-- Start of ITEMS --

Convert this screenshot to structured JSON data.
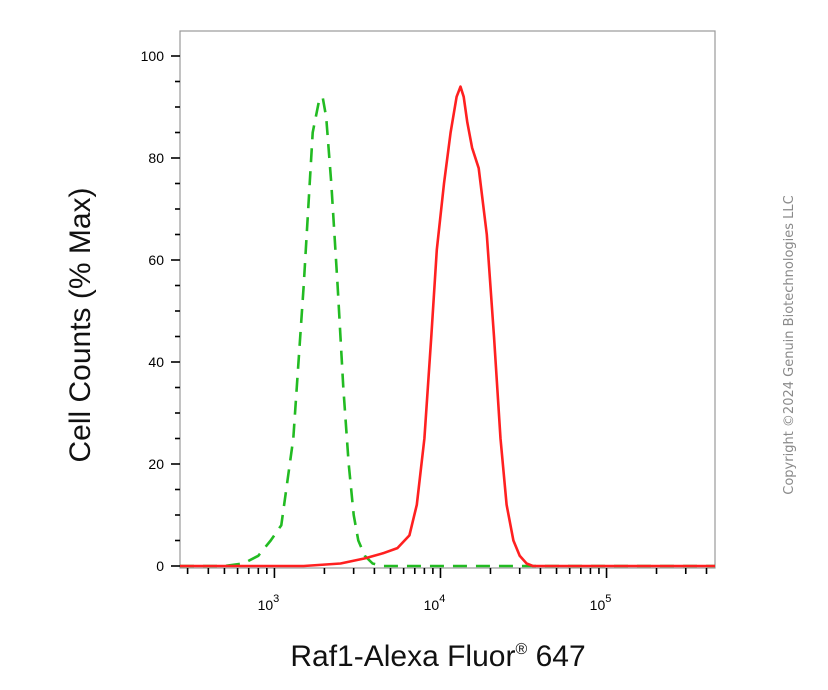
{
  "chart_data": {
    "type": "line",
    "x_scale": "log",
    "xlim": [
      270,
      450000
    ],
    "ylim": [
      0,
      105
    ],
    "ylabel": "Cell Counts (% Max)",
    "xlabel": "Raf1-Alexa Fluor",
    "xlabel_superscript": "®",
    "xlabel_suffix": " 647",
    "yticks": [
      0,
      20,
      40,
      60,
      80,
      100
    ],
    "yticks_labels": [
      "0",
      "20",
      "40",
      "60",
      "80",
      "100"
    ],
    "xticks": [
      {
        "value": 1000,
        "base": "10",
        "exp": "3"
      },
      {
        "value": 10000,
        "base": "10",
        "exp": "4"
      },
      {
        "value": 100000,
        "base": "10",
        "exp": "5"
      }
    ],
    "grid": false,
    "series": [
      {
        "color": "#22bb22",
        "style": "dashed",
        "x": [
          270,
          500,
          650,
          800,
          950,
          1100,
          1300,
          1500,
          1700,
          1850,
          1950,
          2050,
          2200,
          2400,
          2600,
          2800,
          3000,
          3200,
          3500,
          3900,
          4500,
          6000,
          10000,
          50000,
          450000
        ],
        "y": [
          0,
          0,
          0.5,
          2,
          5,
          8,
          25,
          55,
          85,
          91,
          92,
          88,
          75,
          55,
          35,
          20,
          10,
          5,
          2,
          0.5,
          0,
          0,
          0,
          0,
          0
        ]
      },
      {
        "color": "#ff2020",
        "style": "solid",
        "x": [
          270,
          1500,
          2500,
          3500,
          4500,
          5500,
          6500,
          7200,
          8000,
          8800,
          9500,
          10500,
          11500,
          12500,
          13200,
          13800,
          14500,
          15500,
          17000,
          19000,
          21000,
          23000,
          25000,
          27500,
          30000,
          33000,
          36000,
          45000,
          100000,
          450000
        ],
        "y": [
          0,
          0,
          0.5,
          1.5,
          2.5,
          3.5,
          6,
          12,
          25,
          45,
          62,
          75,
          85,
          92,
          94,
          92,
          87,
          82,
          78,
          65,
          45,
          25,
          12,
          5,
          2,
          0.5,
          0,
          0,
          0,
          0
        ]
      }
    ]
  },
  "watermark": "Copyright ©2024 Genuin Biotechnologies LLC"
}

-- End of ITEMS --

SET PROBLEM: Make a word-for-word copy of the entries, without any pictures.

COMPLETE RESPONSE:
Convert this screenshot to structured JSON data.
{
  "chart_data": {
    "type": "line",
    "x_scale": "log",
    "xlim": [
      270,
      450000
    ],
    "ylim": [
      0,
      105
    ],
    "ylabel": "Cell Counts (% Max)",
    "xlabel": "Raf1-Alexa Fluor",
    "xlabel_superscript": "®",
    "xlabel_suffix": " 647",
    "yticks": [
      0,
      20,
      40,
      60,
      80,
      100
    ],
    "yticks_labels": [
      "0",
      "20",
      "40",
      "60",
      "80",
      "100"
    ],
    "xticks": [
      {
        "value": 1000,
        "base": "10",
        "exp": "3"
      },
      {
        "value": 10000,
        "base": "10",
        "exp": "4"
      },
      {
        "value": 100000,
        "base": "10",
        "exp": "5"
      }
    ],
    "grid": false,
    "series": [
      {
        "color": "#22bb22",
        "style": "dashed",
        "x": [
          270,
          500,
          650,
          800,
          950,
          1100,
          1300,
          1500,
          1700,
          1850,
          1950,
          2050,
          2200,
          2400,
          2600,
          2800,
          3000,
          3200,
          3500,
          3900,
          4500,
          6000,
          10000,
          50000,
          450000
        ],
        "y": [
          0,
          0,
          0.5,
          2,
          5,
          8,
          25,
          55,
          85,
          91,
          92,
          88,
          75,
          55,
          35,
          20,
          10,
          5,
          2,
          0.5,
          0,
          0,
          0,
          0,
          0
        ]
      },
      {
        "color": "#ff2020",
        "style": "solid",
        "x": [
          270,
          1500,
          2500,
          3500,
          4500,
          5500,
          6500,
          7200,
          8000,
          8800,
          9500,
          10500,
          11500,
          12500,
          13200,
          13800,
          14500,
          15500,
          17000,
          19000,
          21000,
          23000,
          25000,
          27500,
          30000,
          33000,
          36000,
          45000,
          100000,
          450000
        ],
        "y": [
          0,
          0,
          0.5,
          1.5,
          2.5,
          3.5,
          6,
          12,
          25,
          45,
          62,
          75,
          85,
          92,
          94,
          92,
          87,
          82,
          78,
          65,
          45,
          25,
          12,
          5,
          2,
          0.5,
          0,
          0,
          0,
          0
        ]
      }
    ]
  },
  "watermark": "Copyright ©2024 Genuin Biotechnologies LLC"
}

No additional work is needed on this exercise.